┏━━

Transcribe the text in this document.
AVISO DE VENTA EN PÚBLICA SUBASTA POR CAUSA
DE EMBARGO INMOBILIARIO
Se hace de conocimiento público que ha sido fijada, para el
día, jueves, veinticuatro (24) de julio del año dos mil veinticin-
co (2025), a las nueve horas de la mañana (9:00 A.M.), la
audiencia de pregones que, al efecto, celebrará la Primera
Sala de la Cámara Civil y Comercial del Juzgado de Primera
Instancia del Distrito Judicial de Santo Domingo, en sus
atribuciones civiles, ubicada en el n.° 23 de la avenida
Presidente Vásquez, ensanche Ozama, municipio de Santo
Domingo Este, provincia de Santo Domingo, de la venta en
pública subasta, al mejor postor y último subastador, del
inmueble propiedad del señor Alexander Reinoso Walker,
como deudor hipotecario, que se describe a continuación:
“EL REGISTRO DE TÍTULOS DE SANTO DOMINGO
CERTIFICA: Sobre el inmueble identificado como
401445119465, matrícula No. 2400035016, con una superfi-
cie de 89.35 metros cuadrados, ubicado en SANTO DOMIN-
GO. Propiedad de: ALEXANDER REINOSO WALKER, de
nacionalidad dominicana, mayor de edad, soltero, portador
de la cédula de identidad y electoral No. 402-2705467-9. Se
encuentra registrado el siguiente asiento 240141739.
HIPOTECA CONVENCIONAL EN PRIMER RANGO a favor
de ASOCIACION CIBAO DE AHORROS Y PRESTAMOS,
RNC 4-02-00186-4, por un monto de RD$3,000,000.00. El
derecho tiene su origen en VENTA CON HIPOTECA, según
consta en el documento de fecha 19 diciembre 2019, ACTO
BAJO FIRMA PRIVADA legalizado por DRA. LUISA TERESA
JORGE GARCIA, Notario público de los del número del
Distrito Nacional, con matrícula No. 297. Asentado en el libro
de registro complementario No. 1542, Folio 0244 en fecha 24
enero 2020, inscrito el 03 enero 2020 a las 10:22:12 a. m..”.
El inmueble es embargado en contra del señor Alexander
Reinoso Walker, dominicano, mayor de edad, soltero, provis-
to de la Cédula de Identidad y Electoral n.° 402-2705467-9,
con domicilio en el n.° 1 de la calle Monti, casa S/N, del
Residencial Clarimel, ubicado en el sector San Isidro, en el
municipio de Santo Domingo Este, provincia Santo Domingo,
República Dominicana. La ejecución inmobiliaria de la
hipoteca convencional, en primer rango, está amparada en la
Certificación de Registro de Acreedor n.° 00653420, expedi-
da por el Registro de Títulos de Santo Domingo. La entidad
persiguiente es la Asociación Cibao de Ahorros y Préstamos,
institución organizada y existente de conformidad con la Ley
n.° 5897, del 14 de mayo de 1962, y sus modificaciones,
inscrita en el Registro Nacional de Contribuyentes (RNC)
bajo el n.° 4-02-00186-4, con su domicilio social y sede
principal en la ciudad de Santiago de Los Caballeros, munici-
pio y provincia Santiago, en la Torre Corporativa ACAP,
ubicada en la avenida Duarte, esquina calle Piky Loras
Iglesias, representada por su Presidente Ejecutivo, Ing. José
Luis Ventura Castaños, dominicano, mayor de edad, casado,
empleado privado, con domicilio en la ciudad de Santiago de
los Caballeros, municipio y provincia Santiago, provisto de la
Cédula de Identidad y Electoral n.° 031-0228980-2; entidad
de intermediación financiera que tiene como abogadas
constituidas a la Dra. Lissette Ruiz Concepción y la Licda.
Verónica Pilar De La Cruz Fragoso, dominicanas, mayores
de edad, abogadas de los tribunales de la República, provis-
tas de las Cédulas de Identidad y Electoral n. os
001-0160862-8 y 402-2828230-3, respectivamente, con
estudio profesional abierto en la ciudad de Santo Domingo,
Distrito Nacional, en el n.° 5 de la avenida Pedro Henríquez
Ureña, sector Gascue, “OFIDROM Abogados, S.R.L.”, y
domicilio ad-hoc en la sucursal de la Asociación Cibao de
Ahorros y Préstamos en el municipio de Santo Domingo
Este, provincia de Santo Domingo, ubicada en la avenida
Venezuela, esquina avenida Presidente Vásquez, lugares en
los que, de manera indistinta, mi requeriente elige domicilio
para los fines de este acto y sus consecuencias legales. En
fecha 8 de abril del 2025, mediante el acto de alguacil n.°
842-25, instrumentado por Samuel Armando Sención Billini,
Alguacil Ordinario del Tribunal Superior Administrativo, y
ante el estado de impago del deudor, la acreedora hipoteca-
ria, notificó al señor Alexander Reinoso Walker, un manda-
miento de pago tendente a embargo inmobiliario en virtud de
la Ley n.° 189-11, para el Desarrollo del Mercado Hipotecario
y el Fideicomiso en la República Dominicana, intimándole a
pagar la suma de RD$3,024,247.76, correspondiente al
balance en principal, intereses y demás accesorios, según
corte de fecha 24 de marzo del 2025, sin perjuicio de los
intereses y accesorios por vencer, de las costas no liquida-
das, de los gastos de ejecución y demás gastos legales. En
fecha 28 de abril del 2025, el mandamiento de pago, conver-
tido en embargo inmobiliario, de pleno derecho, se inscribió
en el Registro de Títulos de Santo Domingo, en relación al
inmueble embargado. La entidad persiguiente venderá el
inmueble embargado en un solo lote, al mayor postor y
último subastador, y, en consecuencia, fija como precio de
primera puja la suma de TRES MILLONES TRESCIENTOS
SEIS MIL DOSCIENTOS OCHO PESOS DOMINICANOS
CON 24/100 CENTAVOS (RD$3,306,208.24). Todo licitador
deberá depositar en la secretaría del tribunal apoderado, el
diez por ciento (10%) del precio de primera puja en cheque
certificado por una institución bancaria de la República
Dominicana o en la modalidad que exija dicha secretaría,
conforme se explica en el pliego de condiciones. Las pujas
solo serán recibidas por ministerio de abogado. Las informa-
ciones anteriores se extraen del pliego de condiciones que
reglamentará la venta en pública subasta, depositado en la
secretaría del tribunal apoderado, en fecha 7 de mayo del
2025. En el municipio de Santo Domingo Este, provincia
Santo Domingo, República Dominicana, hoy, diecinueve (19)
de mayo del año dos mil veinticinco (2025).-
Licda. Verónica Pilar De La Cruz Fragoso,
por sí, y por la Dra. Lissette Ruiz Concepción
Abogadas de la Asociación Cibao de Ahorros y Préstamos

┗━━

=== DIRECTION ===
Go through the lines above. Select every one that has the string "matrícula".

=== RESPONSE BELOW ===
401445119465, matrícula No. 2400035016, con una superfi-
Distrito Nacional, con matrícula No. 297. Asentado en el libro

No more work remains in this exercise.